▶ _Problem_:
Retype exactly the lines that run from the line with "Give me a plain-text" to the final line of the entries, keeping both ends and nothing else.

——

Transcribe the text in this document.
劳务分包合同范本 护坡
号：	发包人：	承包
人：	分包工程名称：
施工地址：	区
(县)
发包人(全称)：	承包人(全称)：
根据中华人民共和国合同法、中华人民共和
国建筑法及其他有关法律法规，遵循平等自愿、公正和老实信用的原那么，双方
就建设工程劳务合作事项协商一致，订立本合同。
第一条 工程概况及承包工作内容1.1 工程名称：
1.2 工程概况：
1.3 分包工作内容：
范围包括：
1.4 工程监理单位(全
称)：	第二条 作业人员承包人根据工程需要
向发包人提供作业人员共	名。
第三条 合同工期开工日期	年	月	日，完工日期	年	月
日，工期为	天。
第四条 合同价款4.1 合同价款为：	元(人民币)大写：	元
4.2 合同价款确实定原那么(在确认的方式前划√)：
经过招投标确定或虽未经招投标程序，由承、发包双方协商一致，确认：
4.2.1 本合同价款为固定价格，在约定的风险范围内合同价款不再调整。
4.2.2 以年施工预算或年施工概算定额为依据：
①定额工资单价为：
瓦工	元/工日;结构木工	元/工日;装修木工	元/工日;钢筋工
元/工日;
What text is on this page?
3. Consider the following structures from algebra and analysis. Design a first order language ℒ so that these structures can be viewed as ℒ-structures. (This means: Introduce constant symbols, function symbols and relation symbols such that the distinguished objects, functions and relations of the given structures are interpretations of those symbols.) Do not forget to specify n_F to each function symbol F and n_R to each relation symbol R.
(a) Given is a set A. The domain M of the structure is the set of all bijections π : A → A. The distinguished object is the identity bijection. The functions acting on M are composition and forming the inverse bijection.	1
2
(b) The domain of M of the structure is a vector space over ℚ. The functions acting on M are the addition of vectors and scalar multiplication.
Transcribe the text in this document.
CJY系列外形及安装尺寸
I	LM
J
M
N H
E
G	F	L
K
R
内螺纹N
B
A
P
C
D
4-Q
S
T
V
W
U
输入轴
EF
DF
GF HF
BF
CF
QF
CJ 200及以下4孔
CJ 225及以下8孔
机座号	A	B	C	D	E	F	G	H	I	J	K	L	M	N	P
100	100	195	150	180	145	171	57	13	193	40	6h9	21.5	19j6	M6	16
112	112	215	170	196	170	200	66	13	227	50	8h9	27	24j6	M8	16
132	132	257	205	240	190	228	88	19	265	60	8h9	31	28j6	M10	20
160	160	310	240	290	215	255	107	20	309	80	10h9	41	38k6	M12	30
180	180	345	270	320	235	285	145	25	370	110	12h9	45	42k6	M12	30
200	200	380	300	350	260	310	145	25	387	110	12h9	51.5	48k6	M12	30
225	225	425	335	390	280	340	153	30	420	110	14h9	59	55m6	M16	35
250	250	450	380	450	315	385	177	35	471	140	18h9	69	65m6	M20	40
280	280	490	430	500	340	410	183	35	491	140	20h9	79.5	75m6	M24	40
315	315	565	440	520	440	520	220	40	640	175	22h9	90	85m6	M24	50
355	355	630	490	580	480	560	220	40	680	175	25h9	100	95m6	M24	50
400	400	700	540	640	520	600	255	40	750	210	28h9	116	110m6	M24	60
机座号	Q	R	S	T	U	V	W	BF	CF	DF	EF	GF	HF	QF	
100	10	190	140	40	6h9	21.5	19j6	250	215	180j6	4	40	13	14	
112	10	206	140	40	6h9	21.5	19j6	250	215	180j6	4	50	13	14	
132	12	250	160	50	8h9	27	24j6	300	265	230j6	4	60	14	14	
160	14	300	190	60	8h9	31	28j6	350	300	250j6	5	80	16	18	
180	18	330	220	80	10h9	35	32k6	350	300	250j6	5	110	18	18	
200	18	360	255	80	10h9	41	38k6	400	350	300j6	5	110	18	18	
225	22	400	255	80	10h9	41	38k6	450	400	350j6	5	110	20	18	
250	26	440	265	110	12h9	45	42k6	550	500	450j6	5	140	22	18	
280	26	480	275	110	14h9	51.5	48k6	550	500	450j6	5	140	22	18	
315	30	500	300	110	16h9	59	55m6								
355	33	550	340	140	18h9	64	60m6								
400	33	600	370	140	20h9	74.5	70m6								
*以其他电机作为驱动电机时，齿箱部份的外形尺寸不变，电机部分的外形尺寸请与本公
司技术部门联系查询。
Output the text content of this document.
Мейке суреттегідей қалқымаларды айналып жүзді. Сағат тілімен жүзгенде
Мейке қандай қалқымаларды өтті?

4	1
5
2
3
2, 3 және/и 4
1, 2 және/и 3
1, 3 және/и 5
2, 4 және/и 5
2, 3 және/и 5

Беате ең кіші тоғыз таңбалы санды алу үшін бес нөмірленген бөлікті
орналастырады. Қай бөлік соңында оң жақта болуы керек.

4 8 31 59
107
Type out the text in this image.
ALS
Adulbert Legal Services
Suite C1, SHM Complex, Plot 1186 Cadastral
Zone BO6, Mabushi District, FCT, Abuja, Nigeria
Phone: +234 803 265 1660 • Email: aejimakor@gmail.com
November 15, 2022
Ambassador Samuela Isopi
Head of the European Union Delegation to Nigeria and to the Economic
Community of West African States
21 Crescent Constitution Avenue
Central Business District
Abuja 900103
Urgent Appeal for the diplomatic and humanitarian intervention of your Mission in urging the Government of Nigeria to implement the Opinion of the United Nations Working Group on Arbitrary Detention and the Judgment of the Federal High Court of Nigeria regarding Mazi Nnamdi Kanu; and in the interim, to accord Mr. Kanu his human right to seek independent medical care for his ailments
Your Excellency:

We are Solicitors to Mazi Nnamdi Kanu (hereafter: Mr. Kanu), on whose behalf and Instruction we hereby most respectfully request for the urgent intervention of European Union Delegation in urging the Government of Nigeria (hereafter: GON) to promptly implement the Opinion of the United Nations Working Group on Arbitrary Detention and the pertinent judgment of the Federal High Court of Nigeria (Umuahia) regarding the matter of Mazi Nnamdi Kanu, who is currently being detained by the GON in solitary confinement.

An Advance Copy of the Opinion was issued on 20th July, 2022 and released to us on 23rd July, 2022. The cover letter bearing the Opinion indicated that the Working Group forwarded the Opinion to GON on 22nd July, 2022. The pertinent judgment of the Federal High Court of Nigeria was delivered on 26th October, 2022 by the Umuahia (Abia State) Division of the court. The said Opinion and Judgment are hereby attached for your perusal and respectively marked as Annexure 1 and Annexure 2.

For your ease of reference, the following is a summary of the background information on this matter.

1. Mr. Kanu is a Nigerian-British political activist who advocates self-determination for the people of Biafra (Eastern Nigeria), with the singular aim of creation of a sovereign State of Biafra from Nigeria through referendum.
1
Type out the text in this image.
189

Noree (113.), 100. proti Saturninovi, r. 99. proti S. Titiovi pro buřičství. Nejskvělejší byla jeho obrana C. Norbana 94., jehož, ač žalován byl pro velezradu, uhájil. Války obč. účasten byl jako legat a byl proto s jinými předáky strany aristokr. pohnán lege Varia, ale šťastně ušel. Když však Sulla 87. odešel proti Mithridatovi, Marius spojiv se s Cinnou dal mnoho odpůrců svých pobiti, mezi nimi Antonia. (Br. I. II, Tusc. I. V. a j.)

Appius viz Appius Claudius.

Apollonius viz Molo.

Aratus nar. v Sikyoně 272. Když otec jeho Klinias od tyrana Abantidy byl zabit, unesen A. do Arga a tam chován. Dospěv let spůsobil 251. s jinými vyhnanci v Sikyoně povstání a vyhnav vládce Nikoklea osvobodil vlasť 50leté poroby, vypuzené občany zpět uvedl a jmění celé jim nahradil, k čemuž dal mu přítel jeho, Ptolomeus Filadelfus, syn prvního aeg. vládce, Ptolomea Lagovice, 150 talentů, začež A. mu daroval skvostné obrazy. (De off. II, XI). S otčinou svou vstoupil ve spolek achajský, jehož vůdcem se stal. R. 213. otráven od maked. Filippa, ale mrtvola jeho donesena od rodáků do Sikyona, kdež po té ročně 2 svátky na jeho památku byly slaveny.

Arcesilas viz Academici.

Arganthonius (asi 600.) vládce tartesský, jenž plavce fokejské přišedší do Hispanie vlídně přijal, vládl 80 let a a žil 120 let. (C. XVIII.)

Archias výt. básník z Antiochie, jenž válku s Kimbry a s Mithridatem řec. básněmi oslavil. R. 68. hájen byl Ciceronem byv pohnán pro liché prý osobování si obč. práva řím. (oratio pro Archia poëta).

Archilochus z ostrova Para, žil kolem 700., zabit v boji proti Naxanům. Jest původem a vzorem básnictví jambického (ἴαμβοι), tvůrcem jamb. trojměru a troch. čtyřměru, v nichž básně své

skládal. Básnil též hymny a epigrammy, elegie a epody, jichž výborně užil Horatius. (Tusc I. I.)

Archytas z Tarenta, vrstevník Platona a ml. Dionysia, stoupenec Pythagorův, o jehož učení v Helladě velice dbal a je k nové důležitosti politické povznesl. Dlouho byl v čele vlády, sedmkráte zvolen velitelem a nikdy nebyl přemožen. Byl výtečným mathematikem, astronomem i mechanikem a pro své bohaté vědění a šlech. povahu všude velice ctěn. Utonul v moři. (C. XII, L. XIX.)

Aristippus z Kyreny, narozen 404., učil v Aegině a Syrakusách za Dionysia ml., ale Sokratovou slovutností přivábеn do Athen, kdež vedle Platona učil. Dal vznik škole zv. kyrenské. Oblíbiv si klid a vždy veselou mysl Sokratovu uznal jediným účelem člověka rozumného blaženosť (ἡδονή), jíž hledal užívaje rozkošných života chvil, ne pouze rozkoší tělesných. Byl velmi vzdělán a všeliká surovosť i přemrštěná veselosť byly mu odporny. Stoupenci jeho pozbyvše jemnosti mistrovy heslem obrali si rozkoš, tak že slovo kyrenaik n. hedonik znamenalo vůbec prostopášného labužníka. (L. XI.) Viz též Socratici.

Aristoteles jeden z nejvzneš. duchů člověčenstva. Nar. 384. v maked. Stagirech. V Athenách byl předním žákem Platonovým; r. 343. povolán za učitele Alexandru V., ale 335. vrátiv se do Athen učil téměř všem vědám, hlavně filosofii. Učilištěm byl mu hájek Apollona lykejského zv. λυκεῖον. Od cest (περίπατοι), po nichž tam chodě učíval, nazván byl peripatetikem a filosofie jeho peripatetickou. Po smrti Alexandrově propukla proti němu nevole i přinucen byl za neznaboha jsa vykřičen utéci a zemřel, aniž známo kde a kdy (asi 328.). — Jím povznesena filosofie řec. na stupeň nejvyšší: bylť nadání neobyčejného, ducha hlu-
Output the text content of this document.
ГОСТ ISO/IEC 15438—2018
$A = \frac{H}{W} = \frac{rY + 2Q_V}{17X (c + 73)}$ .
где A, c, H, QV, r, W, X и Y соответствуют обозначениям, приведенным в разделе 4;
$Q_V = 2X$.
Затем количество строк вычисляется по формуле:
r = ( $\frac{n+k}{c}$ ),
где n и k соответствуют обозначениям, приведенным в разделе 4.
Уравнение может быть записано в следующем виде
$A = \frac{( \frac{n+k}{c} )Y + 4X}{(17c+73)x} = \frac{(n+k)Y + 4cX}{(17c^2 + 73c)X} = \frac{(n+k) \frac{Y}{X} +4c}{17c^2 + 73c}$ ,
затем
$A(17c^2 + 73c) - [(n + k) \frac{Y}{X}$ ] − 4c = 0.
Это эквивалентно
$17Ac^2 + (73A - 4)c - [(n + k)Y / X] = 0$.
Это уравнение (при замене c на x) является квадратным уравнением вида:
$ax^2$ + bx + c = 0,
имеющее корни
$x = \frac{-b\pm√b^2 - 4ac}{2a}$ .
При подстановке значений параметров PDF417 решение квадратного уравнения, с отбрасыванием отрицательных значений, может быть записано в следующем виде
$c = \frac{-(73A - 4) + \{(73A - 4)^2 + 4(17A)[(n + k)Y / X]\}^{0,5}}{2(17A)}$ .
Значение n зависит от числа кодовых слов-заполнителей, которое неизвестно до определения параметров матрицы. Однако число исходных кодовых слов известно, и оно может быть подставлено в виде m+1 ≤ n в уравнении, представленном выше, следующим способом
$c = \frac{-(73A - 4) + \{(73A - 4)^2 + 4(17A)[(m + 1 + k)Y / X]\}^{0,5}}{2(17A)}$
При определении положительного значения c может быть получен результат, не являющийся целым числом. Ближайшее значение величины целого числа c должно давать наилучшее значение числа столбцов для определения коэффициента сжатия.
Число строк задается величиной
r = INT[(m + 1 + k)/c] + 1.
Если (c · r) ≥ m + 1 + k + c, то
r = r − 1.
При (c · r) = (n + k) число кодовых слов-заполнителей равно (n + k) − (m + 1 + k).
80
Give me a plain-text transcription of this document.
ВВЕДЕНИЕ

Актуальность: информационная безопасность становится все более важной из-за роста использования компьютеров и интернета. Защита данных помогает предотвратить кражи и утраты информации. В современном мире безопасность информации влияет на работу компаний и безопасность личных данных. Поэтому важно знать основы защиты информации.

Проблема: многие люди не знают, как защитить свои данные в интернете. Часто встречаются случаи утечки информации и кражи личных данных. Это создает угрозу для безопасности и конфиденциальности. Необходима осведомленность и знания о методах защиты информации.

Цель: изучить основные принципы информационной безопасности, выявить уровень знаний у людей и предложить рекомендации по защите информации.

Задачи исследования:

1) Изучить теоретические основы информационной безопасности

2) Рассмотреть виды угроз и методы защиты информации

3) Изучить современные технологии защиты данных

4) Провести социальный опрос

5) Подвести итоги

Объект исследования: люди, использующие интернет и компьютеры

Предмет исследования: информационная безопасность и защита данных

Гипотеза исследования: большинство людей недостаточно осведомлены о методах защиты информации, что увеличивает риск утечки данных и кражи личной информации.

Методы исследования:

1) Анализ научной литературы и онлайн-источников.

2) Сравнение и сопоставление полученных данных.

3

——

▶ _Task response_:
Give me a plain-text transcription of this document.
ВВЕДЕНИЕ

Актуальность: информационная безопасность становится все более важной из-за роста использования компьютеров и интернета. Защита данных помогает предотвратить кражи и утраты информации. В современном мире безопасность информации влияет на работу компаний и безопасность личных данных. Поэтому важно знать основы защиты информации.

Проблема: многие люди не знают, как защитить свои данные в интернете. Часто встречаются случаи утечки информации и кражи личных данных. Это создает угрозу для безопасности и конфиденциальности. Необходима осведомленность и знания о методах защиты информации.

Цель: изучить основные принципы информационной безопасности, выявить уровень знаний у людей и предложить рекомендации по защите информации.

Задачи исследования:

1) Изучить теоретические основы информационной безопасности

2) Рассмотреть виды угроз и методы защиты информации

3) Изучить современные технологии защиты данных

4) Провести социальный опрос

5) Подвести итоги

Объект исследования: люди, использующие интернет и компьютеры

Предмет исследования: информационная безопасность и защита данных

Гипотеза исследования: большинство людей недостаточно осведомлены о методах защиты информации, что увеличивает риск утечки данных и кражи личной информации.

Методы исследования:

1) Анализ научной литературы и онлайн-источников.

2) Сравнение и сопоставление полученных данных.

3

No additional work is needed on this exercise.